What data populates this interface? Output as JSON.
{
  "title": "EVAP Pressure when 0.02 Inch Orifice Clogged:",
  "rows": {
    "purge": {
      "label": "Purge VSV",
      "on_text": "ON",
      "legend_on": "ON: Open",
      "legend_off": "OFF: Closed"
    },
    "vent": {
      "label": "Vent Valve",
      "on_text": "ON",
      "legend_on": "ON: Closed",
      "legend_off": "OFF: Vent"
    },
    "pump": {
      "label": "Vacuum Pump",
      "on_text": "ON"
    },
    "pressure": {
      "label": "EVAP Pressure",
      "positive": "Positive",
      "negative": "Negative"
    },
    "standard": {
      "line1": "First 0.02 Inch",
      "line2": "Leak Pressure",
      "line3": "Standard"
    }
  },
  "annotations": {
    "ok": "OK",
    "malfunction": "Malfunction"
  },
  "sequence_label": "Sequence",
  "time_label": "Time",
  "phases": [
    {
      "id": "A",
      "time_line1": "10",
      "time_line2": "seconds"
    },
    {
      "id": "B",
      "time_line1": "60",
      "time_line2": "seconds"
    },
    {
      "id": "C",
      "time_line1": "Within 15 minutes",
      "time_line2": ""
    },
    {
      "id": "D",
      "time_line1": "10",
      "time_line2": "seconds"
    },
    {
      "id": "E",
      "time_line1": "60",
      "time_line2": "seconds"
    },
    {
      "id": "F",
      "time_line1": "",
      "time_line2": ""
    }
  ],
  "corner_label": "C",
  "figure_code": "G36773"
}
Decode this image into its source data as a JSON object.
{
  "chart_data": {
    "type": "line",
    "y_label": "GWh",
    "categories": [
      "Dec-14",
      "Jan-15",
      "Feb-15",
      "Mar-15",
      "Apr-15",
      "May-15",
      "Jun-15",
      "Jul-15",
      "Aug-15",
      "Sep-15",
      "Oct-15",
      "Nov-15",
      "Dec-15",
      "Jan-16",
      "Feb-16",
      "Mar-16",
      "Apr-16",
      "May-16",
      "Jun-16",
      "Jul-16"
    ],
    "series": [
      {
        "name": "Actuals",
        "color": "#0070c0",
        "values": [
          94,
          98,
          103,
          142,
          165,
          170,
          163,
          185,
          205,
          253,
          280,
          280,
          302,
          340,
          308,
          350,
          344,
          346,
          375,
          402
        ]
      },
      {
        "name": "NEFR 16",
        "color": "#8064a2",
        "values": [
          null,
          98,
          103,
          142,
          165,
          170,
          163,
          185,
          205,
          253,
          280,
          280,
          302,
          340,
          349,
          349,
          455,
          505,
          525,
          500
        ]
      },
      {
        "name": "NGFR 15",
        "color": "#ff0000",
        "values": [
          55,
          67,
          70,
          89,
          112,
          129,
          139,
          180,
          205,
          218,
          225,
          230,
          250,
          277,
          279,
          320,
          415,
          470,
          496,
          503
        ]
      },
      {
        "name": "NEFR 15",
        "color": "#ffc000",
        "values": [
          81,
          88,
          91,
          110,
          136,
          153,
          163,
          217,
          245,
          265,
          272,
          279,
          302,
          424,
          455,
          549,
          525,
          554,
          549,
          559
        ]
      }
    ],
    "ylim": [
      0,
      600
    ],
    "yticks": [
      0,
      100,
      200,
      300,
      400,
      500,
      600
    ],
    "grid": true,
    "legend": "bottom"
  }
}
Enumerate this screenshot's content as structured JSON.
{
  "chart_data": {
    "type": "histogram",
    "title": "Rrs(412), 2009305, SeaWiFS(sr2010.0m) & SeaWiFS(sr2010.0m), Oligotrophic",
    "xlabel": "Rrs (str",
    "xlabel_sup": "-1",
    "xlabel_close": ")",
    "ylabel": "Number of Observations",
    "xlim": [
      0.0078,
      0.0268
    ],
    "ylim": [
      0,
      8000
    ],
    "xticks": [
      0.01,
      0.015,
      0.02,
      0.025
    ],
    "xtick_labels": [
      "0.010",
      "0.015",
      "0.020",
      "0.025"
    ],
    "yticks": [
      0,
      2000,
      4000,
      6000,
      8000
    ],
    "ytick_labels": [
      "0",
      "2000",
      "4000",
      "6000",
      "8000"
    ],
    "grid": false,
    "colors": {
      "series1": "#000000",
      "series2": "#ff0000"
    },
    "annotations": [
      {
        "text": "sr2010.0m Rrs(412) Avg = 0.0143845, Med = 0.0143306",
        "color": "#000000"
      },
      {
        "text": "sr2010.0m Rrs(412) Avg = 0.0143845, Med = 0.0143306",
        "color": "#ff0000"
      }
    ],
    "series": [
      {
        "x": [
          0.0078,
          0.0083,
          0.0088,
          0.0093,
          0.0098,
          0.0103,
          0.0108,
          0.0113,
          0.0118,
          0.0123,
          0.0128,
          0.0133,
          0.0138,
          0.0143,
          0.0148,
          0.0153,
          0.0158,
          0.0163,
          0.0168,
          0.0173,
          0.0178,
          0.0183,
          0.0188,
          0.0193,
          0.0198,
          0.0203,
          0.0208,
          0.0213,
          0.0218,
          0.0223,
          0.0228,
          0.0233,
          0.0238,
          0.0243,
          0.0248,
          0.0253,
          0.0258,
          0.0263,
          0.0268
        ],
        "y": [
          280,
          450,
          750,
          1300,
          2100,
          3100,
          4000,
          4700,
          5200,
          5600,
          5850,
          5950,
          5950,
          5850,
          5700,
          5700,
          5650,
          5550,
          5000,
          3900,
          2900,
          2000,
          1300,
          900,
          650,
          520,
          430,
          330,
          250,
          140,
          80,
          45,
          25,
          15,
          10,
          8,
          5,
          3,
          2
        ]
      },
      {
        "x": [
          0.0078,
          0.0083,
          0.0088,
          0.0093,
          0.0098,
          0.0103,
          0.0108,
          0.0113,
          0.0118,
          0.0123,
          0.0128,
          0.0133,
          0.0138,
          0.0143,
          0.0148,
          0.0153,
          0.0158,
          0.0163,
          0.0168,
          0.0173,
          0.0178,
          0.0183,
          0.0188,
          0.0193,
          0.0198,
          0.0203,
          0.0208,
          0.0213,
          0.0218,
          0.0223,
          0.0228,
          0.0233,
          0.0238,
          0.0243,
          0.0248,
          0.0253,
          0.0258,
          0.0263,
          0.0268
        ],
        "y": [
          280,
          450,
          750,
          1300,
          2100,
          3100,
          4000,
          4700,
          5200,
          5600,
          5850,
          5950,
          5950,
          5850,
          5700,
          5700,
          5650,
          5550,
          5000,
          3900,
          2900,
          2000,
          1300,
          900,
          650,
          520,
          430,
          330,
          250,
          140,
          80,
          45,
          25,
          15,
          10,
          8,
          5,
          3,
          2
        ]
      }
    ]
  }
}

▸ STATED PROBLEM
Go through the data and gather every line that holds "this".

▸ ANSWER IN FULL
What data populates this interface? Output as JSON.
Decode this image into its source data as a JSON object.
Enumerate this screenshot's content as structured JSON.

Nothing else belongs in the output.